Exercise aim:
Pull out from the material below all lines with "Nazaré".

-------- Given data

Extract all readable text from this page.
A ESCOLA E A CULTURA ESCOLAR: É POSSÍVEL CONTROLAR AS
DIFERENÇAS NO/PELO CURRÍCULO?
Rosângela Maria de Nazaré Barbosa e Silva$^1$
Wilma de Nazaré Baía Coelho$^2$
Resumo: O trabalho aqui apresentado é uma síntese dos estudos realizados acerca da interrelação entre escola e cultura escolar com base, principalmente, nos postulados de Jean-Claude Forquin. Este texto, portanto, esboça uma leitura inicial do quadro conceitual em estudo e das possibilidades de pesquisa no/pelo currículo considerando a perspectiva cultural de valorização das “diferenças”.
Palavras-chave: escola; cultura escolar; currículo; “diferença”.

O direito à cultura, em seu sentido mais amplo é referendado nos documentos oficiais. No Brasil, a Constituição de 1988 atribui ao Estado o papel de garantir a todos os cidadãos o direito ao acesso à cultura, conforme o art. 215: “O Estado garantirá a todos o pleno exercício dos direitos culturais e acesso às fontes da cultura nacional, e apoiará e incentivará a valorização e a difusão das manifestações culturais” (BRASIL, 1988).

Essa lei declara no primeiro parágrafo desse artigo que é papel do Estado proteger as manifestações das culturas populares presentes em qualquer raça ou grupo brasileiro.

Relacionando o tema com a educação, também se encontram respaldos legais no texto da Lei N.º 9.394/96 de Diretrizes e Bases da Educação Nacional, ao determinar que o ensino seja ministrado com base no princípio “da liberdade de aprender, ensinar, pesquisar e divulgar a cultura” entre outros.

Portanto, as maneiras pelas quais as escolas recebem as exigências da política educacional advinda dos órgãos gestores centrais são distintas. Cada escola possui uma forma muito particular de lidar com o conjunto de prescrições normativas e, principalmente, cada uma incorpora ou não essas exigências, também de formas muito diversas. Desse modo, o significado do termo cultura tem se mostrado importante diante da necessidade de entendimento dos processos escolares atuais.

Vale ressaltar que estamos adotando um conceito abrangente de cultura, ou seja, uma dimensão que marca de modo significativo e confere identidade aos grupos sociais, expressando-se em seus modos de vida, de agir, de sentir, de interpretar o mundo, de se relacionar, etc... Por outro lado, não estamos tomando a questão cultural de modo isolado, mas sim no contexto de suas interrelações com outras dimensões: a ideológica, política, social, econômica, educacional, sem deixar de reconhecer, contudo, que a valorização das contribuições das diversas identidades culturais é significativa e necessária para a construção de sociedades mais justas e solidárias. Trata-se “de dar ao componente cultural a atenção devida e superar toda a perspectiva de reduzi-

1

----------------

Task response:
Rosângela Maria de Nazaré Barbosa e Silva$^1$
Wilma de Nazaré Baía Coelho$^2$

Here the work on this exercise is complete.